Source records:
>>

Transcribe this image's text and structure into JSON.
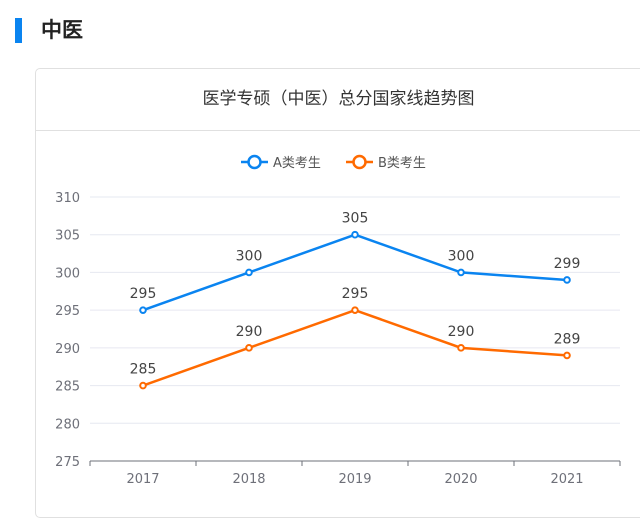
{
  "section": {
    "title": "中医",
    "accent": "#0a84f0"
  },
  "chart_data": {
    "type": "line",
    "title": "医学专硕（中医）总分国家线趋势图",
    "categories": [
      "2017",
      "2018",
      "2019",
      "2020",
      "2021"
    ],
    "series": [
      {
        "name": "A类考生",
        "color": "#0a84f0",
        "values": [
          295,
          300,
          305,
          300,
          299
        ]
      },
      {
        "name": "B类考生",
        "color": "#ff6a00",
        "values": [
          285,
          290,
          295,
          290,
          289
        ]
      }
    ],
    "ylim": [
      275,
      310
    ],
    "yticks": [
      275,
      280,
      285,
      290,
      295,
      300,
      305,
      310
    ],
    "grid": true,
    "legend": "top-center",
    "data_labels": true
  }
}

<<

Exercise brief ▸ Print the complete listing exactly, apart from any pictures.

Exercise output ▸
Transcribe this image's text and structure into JSON.
{
  "section": {
    "title": "中医",
    "accent": "#0a84f0"
  },
  "chart_data": {
    "type": "line",
    "title": "医学专硕（中医）总分国家线趋势图",
    "categories": [
      "2017",
      "2018",
      "2019",
      "2020",
      "2021"
    ],
    "series": [
      {
        "name": "A类考生",
        "color": "#0a84f0",
        "values": [
          295,
          300,
          305,
          300,
          299
        ]
      },
      {
        "name": "B类考生",
        "color": "#ff6a00",
        "values": [
          285,
          290,
          295,
          290,
          289
        ]
      }
    ],
    "ylim": [
      275,
      310
    ],
    "yticks": [
      275,
      280,
      285,
      290,
      295,
      300,
      305,
      310
    ],
    "grid": true,
    "legend": "top-center",
    "data_labels": true
  }
}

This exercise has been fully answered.